**EXERCISE DETAILS:** For this exercise, copy out each line of the material below that includes "JSON".

--------------------------------

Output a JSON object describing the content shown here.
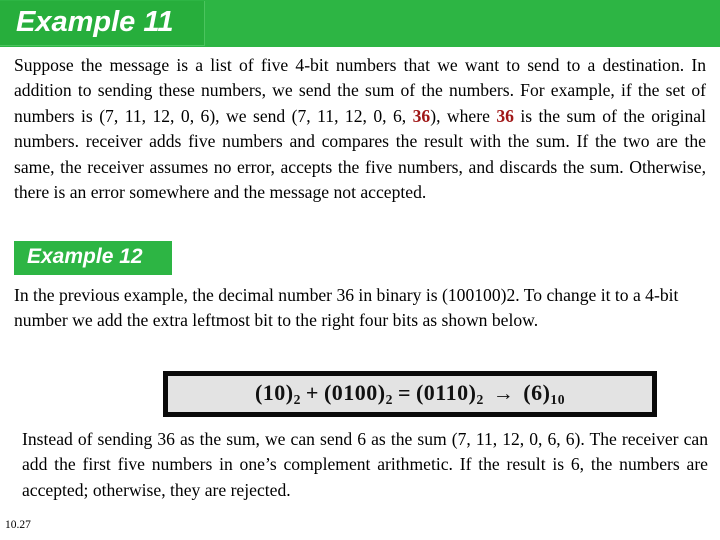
{
  "slide": {
    "number": "10.27",
    "header": {
      "title": "Example 11",
      "bar_color": "#2DB544",
      "box_color": "#27AE3C",
      "text_color": "#FFFFFF"
    },
    "paragraph_1": {
      "segment_1": "Suppose the message is a list of five 4-bit numbers that we want to send to a destination. In addition to sending these numbers, we send the sum of the numbers. For example, if the set of numbers is (7, 11, 12, 0, 6), we send (7, 11, 12, 0, 6, ",
      "highlight_1": "36",
      "segment_2": "), where ",
      "highlight_2": "36",
      "segment_3": " is the sum of the original numbers. receiver adds five numbers and compares the result with the sum. If the two are the same, the receiver assumes no error, accepts the five numbers, and discards the sum. Otherwise, there is an error somewhere and the message not accepted.",
      "highlight_color": "#A01818"
    },
    "example_12_label": {
      "title": "Example 12",
      "box_color": "#2DB544",
      "text_color": "#FFFFFF"
    },
    "paragraph_2": {
      "text": "In the previous example, the decimal number 36 in binary is (100100)2. To change it to a 4-bit number we add the extra leftmost bit to the right four bits as shown below."
    },
    "equation": {
      "term_1_base": "(10)",
      "term_1_sub": "2",
      "operator_plus": "+",
      "term_2_base": "(0100)",
      "term_2_sub": "2",
      "operator_equals": "=",
      "term_3_base": "(0110)",
      "term_3_sub": "2",
      "arrow": "→",
      "term_4_base": "(6)",
      "term_4_sub": "10",
      "background_color": "#E3E3E3",
      "border_color": "#0A0A0A"
    },
    "paragraph_3": {
      "text": "Instead of sending 36 as the sum, we can send 6 as the sum (7, 11, 12, 0, 6, 6). The receiver can add the first five numbers in one’s complement arithmetic. If the result is 6, the numbers are accepted; otherwise, they are rejected."
    }
  }
}
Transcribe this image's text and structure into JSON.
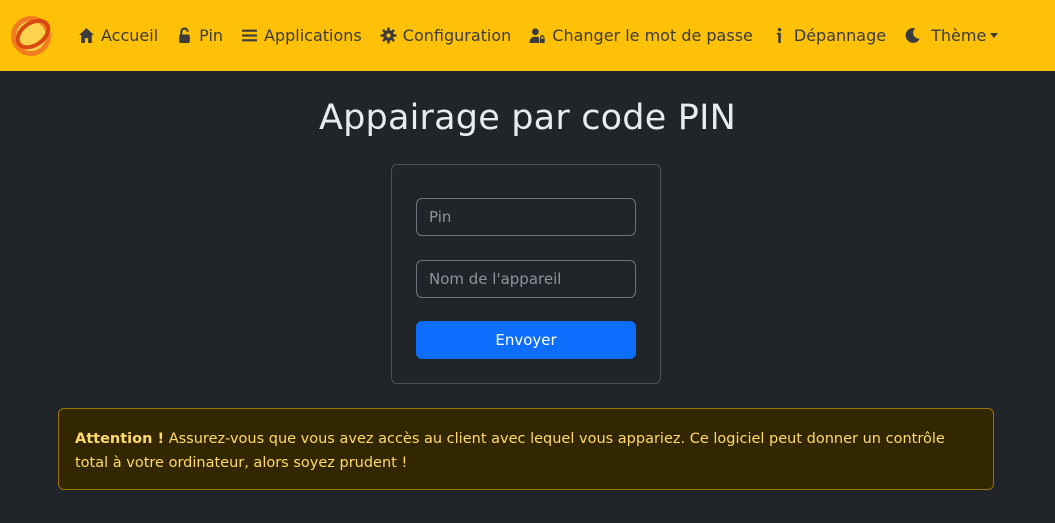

--------------------------------

**COMPLETE OUTPUT:**
Output a JSON object describing the content shown here.
Transcribe this image's text and structure into JSON.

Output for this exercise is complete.